:: Text ::
*-*-*

This study proposes a method based on deep learning for vehicle make and model recognition, particularly for highly similar vehicles. This study combines vehicle manufacturer information into the learning process through a multi-task learning approach in order to address highly similar vehicles. This is possible due to the close association between manufacturer information and car model. By concurrently exploring the manufacturer and model under a supervised learning process, vehicle manufacturer data will naturally provide hints to the vehicle model and enable the network to make more accurate predictions. This study uses the InaV-Dash dataset, which was collected using a dashboard camera, as a potential solution to the limited number of surveillance cameras in Indonesia. In brief, the main contributions of this study are:

Modifications of the CNN architecture by adding multi-task learning have increased the efficiency of the classification because it can provide two types of output (one for vehicle make and one for vehicle model) in one recognition cycle;
Investigation of multiple CNN base architectures to perform multi-task learning for two tasks (vehicle brand and vehicle model classification) on highly similar vehicles has resulted in improved performance for all tasks across all CNN base architectures;
Evaluation of the proposed method employing a dataset of images captured by a dashboard camera has provided a new and unique perspective in comparison to other existing car datasets.

Numerous experiments have been conducted to evaluate the proposed architectures. All of the baseline architectures that were used in this research showed that the proposed network architecture is both efficient and able to improve accuracy.

The paper is organized as follows: Section 2 discusses related work on the classification of vehicle makes and models, fine-grained classification, and multi-task learning. Section 3 presents the InaV-Dash dataset’s characteristics and statistics. Section 4 discusses some of the theoretical background of the proposed architecture for highly similar vehicle classifications. Section 4 contains further information on the proposed architecture and composition of each layer. Section 5 discusses how to train and evaluate the classification system’s performance. Section 6 will bring the research to a close.

*-*-*

:: Material ::
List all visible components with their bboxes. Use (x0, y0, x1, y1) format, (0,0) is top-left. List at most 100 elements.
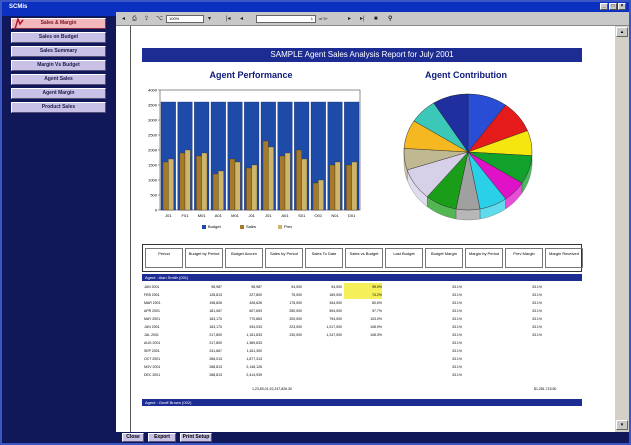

*-*-*

:: Exercise requirements ::
Write the next part of the text on vehicle make and model recognition, picking up after its final sentence.

:: Reply ::
2. Related Works

Numerous academics have proposed methods for vehicle make and model recognition. Based on the method, vehicle make and model recognition may be divided into two categories: a hand-crafted feature approach and a deep learning feature approach. The hand-crafted feature approach utilizes a collection of descriptors to extract significant vehicle features from an image. Then, these features are given to a classifier. Some hand-crafted feature approaches that are often used for vehicle make and model recognition are: Scale Invariant Transform Feature (SIFT) [12,13], Histogram of Oriented Gradients (HOGs) [14,15,16,17], and Speeded-Up Robust Features (SURFs) [18,19].

In contrast to the hand-crafted feature approach, which relies heavily on human-engineered feature extractors, the deep learning feature approach does not need a human to create features. The deep learning feature approach will make important features directly from the data that is input through the learning process. This means that the feature that comes out of it can improve the classification performance in almost every case, including vehicle make and model recognition. The use of a deep learning approach for vehicle make and model recognition has been proposed by several researchers. They use different CNN architectures, including: ResNet50 [20,21], ResNet101 [22], VGG-16 [23,24], and Inception [25,26]. In earlier work, researchers measured performance using datasets such as Stanford Cars, CompCars, and CompCars Surveillance. The results of their studies show that deep learning features are more accurate than hand-crafted features. This also shows that CNN’s features are very good at recognizing the make and model of a car.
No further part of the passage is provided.